### TASK STATEMENT
Return each line containing "gutes".

Dataset items:
^^^^

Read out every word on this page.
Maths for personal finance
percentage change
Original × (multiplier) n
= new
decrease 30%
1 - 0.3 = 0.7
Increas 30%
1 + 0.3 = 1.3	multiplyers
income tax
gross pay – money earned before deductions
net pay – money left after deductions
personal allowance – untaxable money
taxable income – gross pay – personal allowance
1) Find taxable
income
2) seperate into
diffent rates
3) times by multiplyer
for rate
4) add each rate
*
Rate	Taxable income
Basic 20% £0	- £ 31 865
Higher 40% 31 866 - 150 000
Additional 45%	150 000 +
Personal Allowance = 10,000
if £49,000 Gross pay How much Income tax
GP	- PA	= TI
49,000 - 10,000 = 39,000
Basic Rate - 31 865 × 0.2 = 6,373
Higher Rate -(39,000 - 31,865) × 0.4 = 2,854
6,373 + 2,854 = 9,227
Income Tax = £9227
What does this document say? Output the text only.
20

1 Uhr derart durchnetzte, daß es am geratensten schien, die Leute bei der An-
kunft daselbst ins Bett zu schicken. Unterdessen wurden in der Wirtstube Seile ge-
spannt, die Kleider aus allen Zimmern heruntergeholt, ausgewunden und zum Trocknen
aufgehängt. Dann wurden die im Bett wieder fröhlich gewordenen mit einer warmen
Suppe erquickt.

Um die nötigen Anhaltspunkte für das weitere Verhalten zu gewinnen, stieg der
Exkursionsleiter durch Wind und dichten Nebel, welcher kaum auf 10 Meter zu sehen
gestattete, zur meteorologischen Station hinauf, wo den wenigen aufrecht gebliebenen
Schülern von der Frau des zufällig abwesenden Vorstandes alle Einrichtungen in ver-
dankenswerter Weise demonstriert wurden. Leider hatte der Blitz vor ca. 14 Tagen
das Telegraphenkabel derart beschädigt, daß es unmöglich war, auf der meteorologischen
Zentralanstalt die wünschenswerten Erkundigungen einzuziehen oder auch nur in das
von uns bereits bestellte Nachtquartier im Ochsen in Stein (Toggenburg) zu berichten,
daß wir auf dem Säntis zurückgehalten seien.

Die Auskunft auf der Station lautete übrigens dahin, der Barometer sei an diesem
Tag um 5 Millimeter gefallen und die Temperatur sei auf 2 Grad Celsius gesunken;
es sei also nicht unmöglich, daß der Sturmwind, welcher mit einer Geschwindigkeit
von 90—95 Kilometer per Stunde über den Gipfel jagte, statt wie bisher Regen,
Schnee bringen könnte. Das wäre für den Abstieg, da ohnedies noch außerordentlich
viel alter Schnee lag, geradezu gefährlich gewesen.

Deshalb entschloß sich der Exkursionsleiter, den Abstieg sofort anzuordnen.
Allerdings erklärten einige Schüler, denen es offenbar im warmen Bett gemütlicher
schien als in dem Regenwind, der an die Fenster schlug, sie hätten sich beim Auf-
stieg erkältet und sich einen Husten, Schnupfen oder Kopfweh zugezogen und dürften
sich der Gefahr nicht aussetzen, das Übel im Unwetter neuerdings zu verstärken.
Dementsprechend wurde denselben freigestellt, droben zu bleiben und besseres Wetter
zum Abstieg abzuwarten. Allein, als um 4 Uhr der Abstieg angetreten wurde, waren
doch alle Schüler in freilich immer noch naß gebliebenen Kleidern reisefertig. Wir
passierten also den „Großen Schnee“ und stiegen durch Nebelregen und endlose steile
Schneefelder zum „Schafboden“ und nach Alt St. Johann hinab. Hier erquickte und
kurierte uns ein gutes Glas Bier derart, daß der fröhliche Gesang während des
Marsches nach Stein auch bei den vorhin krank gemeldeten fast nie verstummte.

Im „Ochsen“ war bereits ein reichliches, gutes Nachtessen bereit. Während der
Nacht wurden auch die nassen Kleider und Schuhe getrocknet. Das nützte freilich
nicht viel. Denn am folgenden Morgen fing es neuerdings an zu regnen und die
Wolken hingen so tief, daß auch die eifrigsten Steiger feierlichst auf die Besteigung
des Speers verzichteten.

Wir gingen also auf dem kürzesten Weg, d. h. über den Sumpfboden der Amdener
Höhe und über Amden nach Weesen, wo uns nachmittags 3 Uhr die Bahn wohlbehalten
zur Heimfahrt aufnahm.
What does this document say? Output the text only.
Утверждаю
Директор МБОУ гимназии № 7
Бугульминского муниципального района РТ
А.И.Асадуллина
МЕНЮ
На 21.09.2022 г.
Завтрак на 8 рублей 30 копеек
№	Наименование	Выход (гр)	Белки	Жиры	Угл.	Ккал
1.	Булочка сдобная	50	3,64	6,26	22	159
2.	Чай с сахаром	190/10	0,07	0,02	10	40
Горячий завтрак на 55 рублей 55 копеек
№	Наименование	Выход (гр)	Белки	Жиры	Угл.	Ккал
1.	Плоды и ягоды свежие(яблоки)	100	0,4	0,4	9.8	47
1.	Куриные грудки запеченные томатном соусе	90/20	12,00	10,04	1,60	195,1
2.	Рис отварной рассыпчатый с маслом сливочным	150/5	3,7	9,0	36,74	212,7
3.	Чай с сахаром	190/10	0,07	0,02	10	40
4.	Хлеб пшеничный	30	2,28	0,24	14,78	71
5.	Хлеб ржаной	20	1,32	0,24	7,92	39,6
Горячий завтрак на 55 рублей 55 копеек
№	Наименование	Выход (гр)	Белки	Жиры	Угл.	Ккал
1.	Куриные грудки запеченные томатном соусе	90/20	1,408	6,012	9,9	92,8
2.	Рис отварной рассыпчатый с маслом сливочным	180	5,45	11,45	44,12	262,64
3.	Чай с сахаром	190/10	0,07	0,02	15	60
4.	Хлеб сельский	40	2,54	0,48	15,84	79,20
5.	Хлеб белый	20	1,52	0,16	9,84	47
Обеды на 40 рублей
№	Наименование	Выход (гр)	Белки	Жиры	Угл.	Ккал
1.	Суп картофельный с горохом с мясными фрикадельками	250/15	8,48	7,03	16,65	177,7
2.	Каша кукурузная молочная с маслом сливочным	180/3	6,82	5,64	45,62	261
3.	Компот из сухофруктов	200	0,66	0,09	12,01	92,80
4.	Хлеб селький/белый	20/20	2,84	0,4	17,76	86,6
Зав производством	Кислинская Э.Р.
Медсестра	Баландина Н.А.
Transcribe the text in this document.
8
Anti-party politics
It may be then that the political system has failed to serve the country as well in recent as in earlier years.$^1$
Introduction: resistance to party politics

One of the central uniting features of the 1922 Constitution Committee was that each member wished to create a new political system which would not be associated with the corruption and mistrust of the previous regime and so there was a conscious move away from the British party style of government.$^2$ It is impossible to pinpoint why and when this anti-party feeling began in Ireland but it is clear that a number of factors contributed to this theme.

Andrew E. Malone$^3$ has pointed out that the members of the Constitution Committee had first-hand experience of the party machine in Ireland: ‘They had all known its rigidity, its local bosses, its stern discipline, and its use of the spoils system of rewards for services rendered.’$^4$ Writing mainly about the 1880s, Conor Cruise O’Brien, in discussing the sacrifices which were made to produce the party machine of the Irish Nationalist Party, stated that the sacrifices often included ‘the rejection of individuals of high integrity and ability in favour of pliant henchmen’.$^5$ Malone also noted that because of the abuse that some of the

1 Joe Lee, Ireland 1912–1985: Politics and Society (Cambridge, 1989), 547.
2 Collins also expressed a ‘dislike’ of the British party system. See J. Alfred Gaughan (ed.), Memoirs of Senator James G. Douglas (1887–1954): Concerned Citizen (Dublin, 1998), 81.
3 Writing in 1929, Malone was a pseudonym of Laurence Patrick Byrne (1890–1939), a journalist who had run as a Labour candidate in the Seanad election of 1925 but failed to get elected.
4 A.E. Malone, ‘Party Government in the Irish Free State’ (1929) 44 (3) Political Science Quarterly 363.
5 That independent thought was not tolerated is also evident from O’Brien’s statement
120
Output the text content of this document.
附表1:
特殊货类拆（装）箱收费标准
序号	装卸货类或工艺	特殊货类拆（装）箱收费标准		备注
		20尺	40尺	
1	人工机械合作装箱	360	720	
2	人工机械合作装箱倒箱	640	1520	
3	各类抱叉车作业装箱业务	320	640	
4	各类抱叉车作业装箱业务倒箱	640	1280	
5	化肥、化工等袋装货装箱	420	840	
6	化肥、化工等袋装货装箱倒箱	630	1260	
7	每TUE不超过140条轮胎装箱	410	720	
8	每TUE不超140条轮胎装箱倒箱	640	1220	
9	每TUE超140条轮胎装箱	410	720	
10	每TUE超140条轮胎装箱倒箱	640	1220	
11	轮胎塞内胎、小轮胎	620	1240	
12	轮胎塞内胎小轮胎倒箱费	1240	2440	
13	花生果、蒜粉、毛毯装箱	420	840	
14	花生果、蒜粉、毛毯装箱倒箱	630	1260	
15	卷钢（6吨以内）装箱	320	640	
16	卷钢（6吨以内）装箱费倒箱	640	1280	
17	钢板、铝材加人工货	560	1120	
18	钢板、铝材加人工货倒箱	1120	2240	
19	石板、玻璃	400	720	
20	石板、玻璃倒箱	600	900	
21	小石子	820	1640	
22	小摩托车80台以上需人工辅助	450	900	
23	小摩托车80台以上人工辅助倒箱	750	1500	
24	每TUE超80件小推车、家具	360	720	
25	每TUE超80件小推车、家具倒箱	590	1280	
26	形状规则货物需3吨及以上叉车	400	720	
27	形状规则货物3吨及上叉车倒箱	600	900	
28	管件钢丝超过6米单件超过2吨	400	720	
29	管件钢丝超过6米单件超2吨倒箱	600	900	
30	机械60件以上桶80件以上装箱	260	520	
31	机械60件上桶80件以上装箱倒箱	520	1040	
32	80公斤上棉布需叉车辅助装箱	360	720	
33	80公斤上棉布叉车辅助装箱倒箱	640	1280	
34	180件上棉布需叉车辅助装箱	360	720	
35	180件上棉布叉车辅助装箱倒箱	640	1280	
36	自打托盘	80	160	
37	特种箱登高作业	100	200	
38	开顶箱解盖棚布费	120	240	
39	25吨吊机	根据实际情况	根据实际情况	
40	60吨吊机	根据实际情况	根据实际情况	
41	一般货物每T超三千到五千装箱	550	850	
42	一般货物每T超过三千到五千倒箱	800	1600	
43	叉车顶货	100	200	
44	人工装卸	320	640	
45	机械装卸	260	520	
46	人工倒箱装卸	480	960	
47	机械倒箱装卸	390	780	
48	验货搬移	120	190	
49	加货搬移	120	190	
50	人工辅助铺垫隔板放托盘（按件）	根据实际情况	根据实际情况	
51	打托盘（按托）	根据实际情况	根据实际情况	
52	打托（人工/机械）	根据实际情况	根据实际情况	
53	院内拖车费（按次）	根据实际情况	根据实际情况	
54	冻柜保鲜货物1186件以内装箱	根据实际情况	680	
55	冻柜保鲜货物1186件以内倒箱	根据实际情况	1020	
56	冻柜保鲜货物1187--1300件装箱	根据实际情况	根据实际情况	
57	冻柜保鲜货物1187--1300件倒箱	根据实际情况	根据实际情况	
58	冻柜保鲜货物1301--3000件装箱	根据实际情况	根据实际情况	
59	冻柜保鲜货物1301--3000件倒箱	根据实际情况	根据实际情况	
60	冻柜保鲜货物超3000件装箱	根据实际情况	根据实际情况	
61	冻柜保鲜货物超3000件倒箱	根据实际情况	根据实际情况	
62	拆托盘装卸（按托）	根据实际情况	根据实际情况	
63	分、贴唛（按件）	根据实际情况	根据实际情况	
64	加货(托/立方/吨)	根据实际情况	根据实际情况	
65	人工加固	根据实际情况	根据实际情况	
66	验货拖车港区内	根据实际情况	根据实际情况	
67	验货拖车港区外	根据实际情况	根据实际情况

^^^^

### CORRECT RESULT
kurierte uns ein gutes Glas Bier derart, daß der fröhliche Gesang während des
Im „Ochsen“ war bereits ein reichliches, gutes Nachtessen bereit. Während der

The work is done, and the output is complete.